Goal
Look through the data and write out every line with the word "Doping" in it.

Provided material
□ □ □

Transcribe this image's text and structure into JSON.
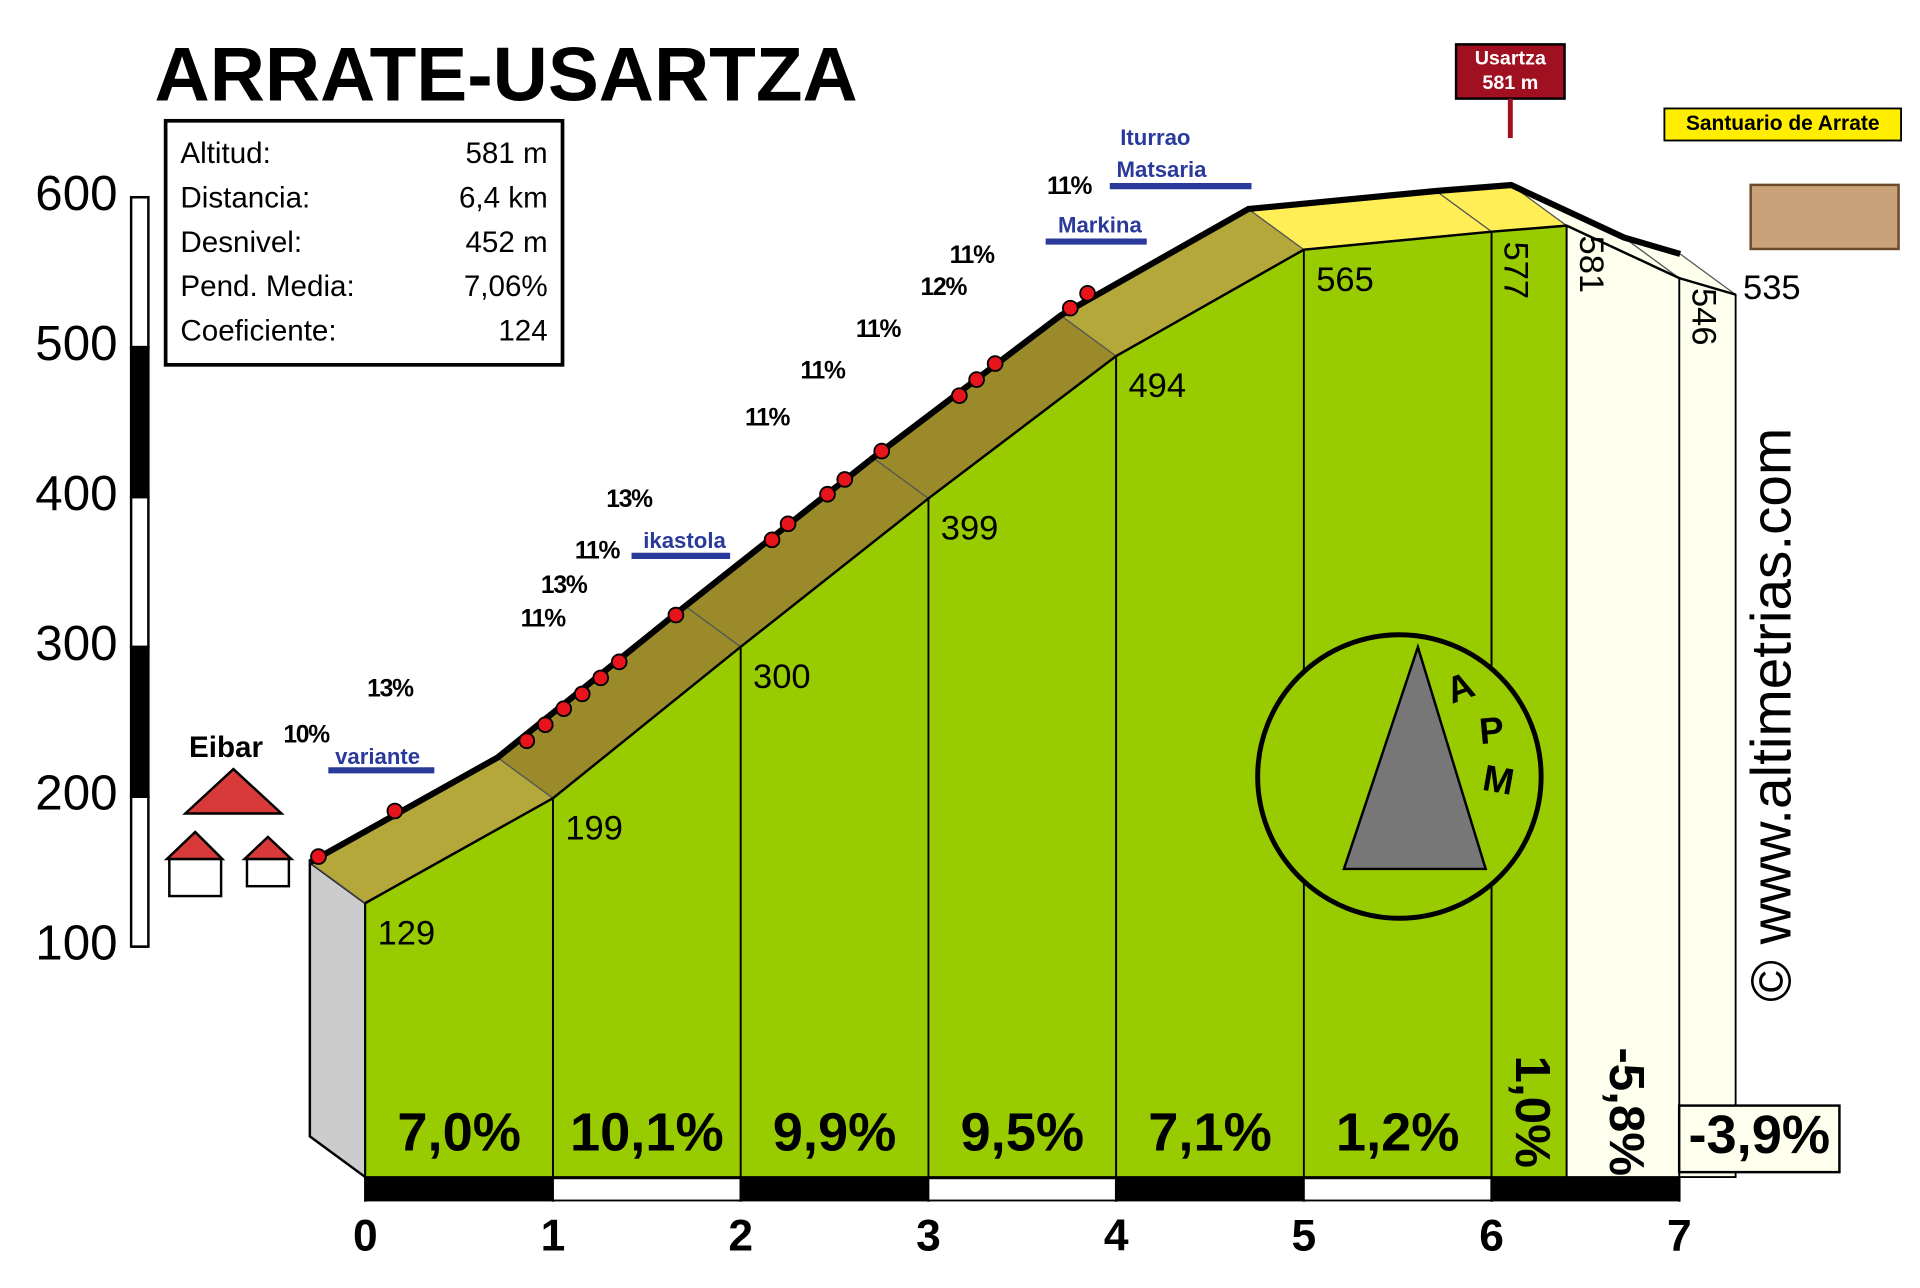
{
  "chart_data": {
    "type": "profile",
    "title": "ARRATE-USARTZA",
    "x": [
      0,
      1,
      2,
      3,
      4,
      5,
      6,
      6.4,
      7,
      7.3
    ],
    "values": [
      129,
      199,
      300,
      399,
      494,
      565,
      577,
      581,
      546,
      535
    ],
    "gradients": {
      "values": [
        7.0,
        10.1,
        9.9,
        9.5,
        7.1,
        1.2,
        1.0,
        -5.8,
        -3.9
      ],
      "value_labels": [
        "7,0%",
        "10,1%",
        "9,9%",
        "9,5%",
        "7,1%",
        "1,2%",
        "1,0%",
        "-5,8%",
        "-3,9%"
      ]
    },
    "face_colors": [
      "#99cc00",
      "#99cc00",
      "#99cc00",
      "#99cc00",
      "#99cc00",
      "#99cc00",
      "#99cc00",
      "#ffffee",
      "#ffffee"
    ],
    "surface_colors": [
      "#b5a83a",
      "#9a8a2a",
      "#9a8a2a",
      "#9a8a2a",
      "#b5a83a",
      "#ffee55",
      "#ffee55",
      "#ffffee",
      "#ffffee"
    ],
    "xlim": [
      0,
      7.3
    ],
    "xticks": [
      0,
      1,
      2,
      3,
      4,
      5,
      6,
      7
    ],
    "ylim": [
      100,
      600
    ],
    "yticks": [
      100,
      200,
      300,
      400,
      500,
      600
    ],
    "info": [
      [
        "Altitud:",
        "581 m"
      ],
      [
        "Distancia:",
        "6,4 km"
      ],
      [
        "Desnivel:",
        "452 m"
      ],
      [
        "Pend. Media:",
        "7,06%"
      ],
      [
        "Coeficiente:",
        "124"
      ]
    ],
    "annotations": [
      "10%",
      "13%",
      "11%",
      "13%",
      "11%",
      "13%",
      "11%",
      "11%",
      "11%",
      "12%",
      "11%",
      "11%"
    ],
    "places": [
      "Eibar",
      "variante",
      "ikastola",
      "Markina",
      "Iturrao",
      "Matsaria"
    ],
    "summit": [
      "Usartza",
      "581 m"
    ],
    "sanctuary": "Santuario de Arrate",
    "logo_letters": [
      "A",
      "P",
      "M"
    ],
    "credit": "© www.altimetrias.com"
  }
}
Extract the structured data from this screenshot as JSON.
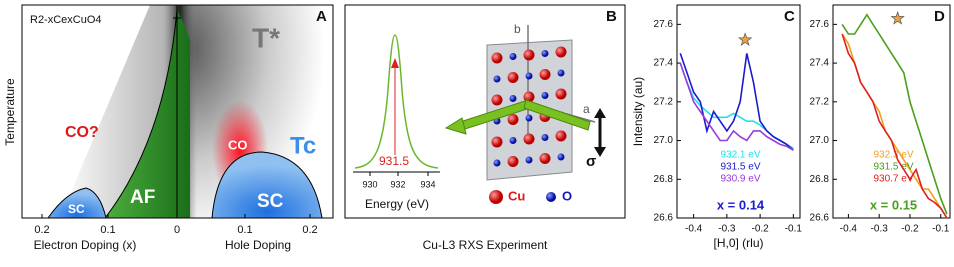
{
  "panel_a": {
    "label": "A",
    "formula": "R2-xCexCuO4",
    "t_star": "T*",
    "co_question": "CO?",
    "co": "CO",
    "tc": "Tc",
    "sc_left": "SC",
    "af": "AF",
    "sc_right": "SC",
    "ylabel": "Temperature",
    "xticks": [
      "0.2",
      "0.1",
      "0",
      "0.1",
      "0.2"
    ],
    "xlabel_left": "Electron Doping  (x)",
    "xlabel_right": "Hole Doping"
  },
  "panel_b": {
    "label": "B",
    "peak_label": "931.5",
    "xticks": [
      "930",
      "932",
      "934"
    ],
    "xlabel": "Energy (eV)",
    "axis_b": "b",
    "axis_a": "a",
    "polarization": "σ",
    "legend_cu": "Cu",
    "legend_o": "O",
    "caption": "Cu-L3 RXS Experiment"
  },
  "chart_data": [
    {
      "type": "line",
      "panel_label": "C",
      "ylabel": "Intensity (au)",
      "xlabel": "[H,0]  (rlu)",
      "annotation": "x = 0.14",
      "annotation_color": "#1a1ad0",
      "x": [
        -0.44,
        -0.42,
        -0.4,
        -0.38,
        -0.36,
        -0.34,
        -0.32,
        -0.3,
        -0.28,
        -0.26,
        -0.24,
        -0.22,
        -0.2,
        -0.18,
        -0.16,
        -0.14,
        -0.12,
        -0.1
      ],
      "series": [
        {
          "name": "932.1 eV",
          "color": "#22e0f0",
          "values": [
            27.4,
            27.3,
            27.22,
            27.18,
            27.15,
            27.12,
            27.12,
            27.12,
            27.14,
            27.12,
            27.1,
            27.1,
            27.08,
            27.05,
            27.02,
            27.0,
            26.98,
            26.96
          ]
        },
        {
          "name": "931.5 eV",
          "color": "#1a1ad0",
          "values": [
            27.45,
            27.35,
            27.25,
            27.2,
            27.05,
            27.15,
            27.1,
            27.05,
            27.1,
            27.2,
            27.45,
            27.3,
            27.1,
            27.05,
            27.02,
            27.0,
            26.98,
            26.95
          ]
        },
        {
          "name": "930.9 eV",
          "color": "#9a3ad8",
          "values": [
            27.4,
            27.3,
            27.2,
            27.15,
            27.1,
            27.05,
            27.0,
            27.0,
            27.05,
            27.02,
            27.0,
            27.05,
            27.05,
            27.02,
            27.0,
            26.98,
            26.97,
            26.95
          ]
        }
      ],
      "star": {
        "x": -0.245,
        "y": 27.52
      },
      "xlim": [
        -0.45,
        -0.08
      ],
      "ylim": [
        26.6,
        27.7
      ],
      "xticks": [
        -0.4,
        -0.3,
        -0.2,
        -0.1
      ],
      "yticks": [
        26.6,
        26.8,
        {
          "value": 27,
          "label": "27.0"
        },
        27.2,
        27.4,
        27.6
      ]
    },
    {
      "type": "line",
      "panel_label": "D",
      "annotation": "x = 0.15",
      "annotation_color": "#4aa01a",
      "x": [
        -0.42,
        -0.4,
        -0.38,
        -0.36,
        -0.34,
        -0.32,
        -0.3,
        -0.28,
        -0.26,
        -0.24,
        -0.22,
        -0.2,
        -0.18,
        -0.16,
        -0.14,
        -0.12,
        -0.1,
        -0.08
      ],
      "series": [
        {
          "name": "932.3 eV",
          "color": "#f0a020",
          "values": [
            27.55,
            27.5,
            27.4,
            27.3,
            27.25,
            27.2,
            27.15,
            27.05,
            27.0,
            26.95,
            26.9,
            26.85,
            26.8,
            26.75,
            26.75,
            26.7,
            26.65,
            26.6
          ]
        },
        {
          "name": "931.5 eV",
          "color": "#4aa01a",
          "values": [
            27.6,
            27.55,
            27.55,
            27.6,
            27.65,
            27.6,
            27.55,
            27.5,
            27.45,
            27.4,
            27.35,
            27.2,
            27.1,
            27.0,
            26.9,
            26.8,
            26.7,
            26.62
          ]
        },
        {
          "name": "930.7 eV",
          "color": "#e02020",
          "values": [
            27.55,
            27.45,
            27.4,
            27.3,
            27.25,
            27.2,
            27.1,
            27.05,
            27.0,
            26.9,
            26.85,
            26.8,
            26.85,
            26.75,
            26.7,
            26.68,
            26.65,
            26.6
          ]
        }
      ],
      "star": {
        "x": -0.24,
        "y": 27.63
      },
      "xlim": [
        -0.45,
        -0.07
      ],
      "ylim": [
        26.6,
        27.7
      ],
      "xticks": [
        -0.4,
        -0.3,
        -0.2,
        -0.1
      ],
      "yticks": [
        26.6,
        26.8,
        {
          "value": 27,
          "label": "27.0"
        },
        27.2,
        27.4,
        27.6
      ]
    }
  ]
}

□ □ □

Result
    "xlabel_left": "Electron Doping  (x)",
    "xlabel_right": "Hole Doping"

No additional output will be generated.